ITEMS:

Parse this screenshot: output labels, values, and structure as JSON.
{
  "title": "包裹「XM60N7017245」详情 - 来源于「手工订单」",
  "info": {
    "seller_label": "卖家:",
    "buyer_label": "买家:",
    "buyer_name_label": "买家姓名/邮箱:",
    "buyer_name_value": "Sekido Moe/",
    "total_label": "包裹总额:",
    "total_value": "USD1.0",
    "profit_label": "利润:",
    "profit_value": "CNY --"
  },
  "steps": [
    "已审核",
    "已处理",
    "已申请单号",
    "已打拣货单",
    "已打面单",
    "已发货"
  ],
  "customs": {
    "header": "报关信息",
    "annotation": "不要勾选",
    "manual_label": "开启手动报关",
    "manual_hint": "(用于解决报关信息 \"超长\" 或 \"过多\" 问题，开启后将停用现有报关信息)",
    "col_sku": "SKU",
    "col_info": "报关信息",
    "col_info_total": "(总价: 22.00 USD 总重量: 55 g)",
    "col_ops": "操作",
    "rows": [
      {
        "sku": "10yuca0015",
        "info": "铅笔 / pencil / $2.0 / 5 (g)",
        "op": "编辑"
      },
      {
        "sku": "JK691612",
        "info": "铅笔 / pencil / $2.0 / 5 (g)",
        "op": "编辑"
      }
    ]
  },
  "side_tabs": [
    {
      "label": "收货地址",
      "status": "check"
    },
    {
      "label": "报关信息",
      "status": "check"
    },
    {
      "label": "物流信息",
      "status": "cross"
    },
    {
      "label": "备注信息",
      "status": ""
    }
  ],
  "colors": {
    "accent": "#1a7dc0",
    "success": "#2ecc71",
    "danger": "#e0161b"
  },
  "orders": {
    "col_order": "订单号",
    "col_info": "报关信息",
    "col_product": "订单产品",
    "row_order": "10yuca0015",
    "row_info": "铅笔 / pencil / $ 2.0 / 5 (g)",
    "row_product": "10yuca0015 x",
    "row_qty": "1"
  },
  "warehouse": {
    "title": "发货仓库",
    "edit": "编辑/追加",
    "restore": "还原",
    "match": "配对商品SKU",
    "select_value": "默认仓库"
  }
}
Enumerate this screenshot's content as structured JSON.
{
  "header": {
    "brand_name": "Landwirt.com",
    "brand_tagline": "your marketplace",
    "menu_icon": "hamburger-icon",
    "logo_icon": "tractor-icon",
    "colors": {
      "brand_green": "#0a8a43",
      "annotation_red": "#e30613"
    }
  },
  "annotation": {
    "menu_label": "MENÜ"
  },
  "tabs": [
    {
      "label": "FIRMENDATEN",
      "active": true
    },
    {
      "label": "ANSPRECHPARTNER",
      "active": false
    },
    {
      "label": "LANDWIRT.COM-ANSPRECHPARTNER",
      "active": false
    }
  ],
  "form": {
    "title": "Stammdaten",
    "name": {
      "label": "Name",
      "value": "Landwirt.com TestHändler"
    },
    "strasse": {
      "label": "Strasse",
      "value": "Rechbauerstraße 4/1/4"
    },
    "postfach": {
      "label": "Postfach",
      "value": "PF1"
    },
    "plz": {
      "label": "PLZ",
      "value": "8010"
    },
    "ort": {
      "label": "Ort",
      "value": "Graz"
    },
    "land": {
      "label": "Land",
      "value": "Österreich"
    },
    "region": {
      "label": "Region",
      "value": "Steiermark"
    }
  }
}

WHAT YOU ARE ASKED TO DO:
What is needed here is an exact reproduction of all the entries.

FULL SOLUTION:
Parse this screenshot: output labels, values, and structure as JSON.
{
  "title": "包裹「XM60N7017245」详情 - 来源于「手工订单」",
  "info": {
    "seller_label": "卖家:",
    "buyer_label": "买家:",
    "buyer_name_label": "买家姓名/邮箱:",
    "buyer_name_value": "Sekido Moe/",
    "total_label": "包裹总额:",
    "total_value": "USD1.0",
    "profit_label": "利润:",
    "profit_value": "CNY --"
  },
  "steps": [
    "已审核",
    "已处理",
    "已申请单号",
    "已打拣货单",
    "已打面单",
    "已发货"
  ],
  "customs": {
    "header": "报关信息",
    "annotation": "不要勾选",
    "manual_label": "开启手动报关",
    "manual_hint": "(用于解决报关信息 \"超长\" 或 \"过多\" 问题，开启后将停用现有报关信息)",
    "col_sku": "SKU",
    "col_info": "报关信息",
    "col_info_total": "(总价: 22.00 USD 总重量: 55 g)",
    "col_ops": "操作",
    "rows": [
      {
        "sku": "10yuca0015",
        "info": "铅笔 / pencil / $2.0 / 5 (g)",
        "op": "编辑"
      },
      {
        "sku": "JK691612",
        "info": "铅笔 / pencil / $2.0 / 5 (g)",
        "op": "编辑"
      }
    ]
  },
  "side_tabs": [
    {
      "label": "收货地址",
      "status": "check"
    },
    {
      "label": "报关信息",
      "status": "check"
    },
    {
      "label": "物流信息",
      "status": "cross"
    },
    {
      "label": "备注信息",
      "status": ""
    }
  ],
  "colors": {
    "accent": "#1a7dc0",
    "success": "#2ecc71",
    "danger": "#e0161b"
  },
  "orders": {
    "col_order": "订单号",
    "col_info": "报关信息",
    "col_product": "订单产品",
    "row_order": "10yuca0015",
    "row_info": "铅笔 / pencil / $ 2.0 / 5 (g)",
    "row_product": "10yuca0015 x",
    "row_qty": "1"
  },
  "warehouse": {
    "title": "发货仓库",
    "edit": "编辑/追加",
    "restore": "还原",
    "match": "配对商品SKU",
    "select_value": "默认仓库"
  }
}
Enumerate this screenshot's content as structured JSON.
{
  "header": {
    "brand_name": "Landwirt.com",
    "brand_tagline": "your marketplace",
    "menu_icon": "hamburger-icon",
    "logo_icon": "tractor-icon",
    "colors": {
      "brand_green": "#0a8a43",
      "annotation_red": "#e30613"
    }
  },
  "annotation": {
    "menu_label": "MENÜ"
  },
  "tabs": [
    {
      "label": "FIRMENDATEN",
      "active": true
    },
    {
      "label": "ANSPRECHPARTNER",
      "active": false
    },
    {
      "label": "LANDWIRT.COM-ANSPRECHPARTNER",
      "active": false
    }
  ],
  "form": {
    "title": "Stammdaten",
    "name": {
      "label": "Name",
      "value": "Landwirt.com TestHändler"
    },
    "strasse": {
      "label": "Strasse",
      "value": "Rechbauerstraße 4/1/4"
    },
    "postfach": {
      "label": "Postfach",
      "value": "PF1"
    },
    "plz": {
      "label": "PLZ",
      "value": "8010"
    },
    "ort": {
      "label": "Ort",
      "value": "Graz"
    },
    "land": {
      "label": "Land",
      "value": "Österreich"
    },
    "region": {
      "label": "Region",
      "value": "Steiermark"
    }
  }
}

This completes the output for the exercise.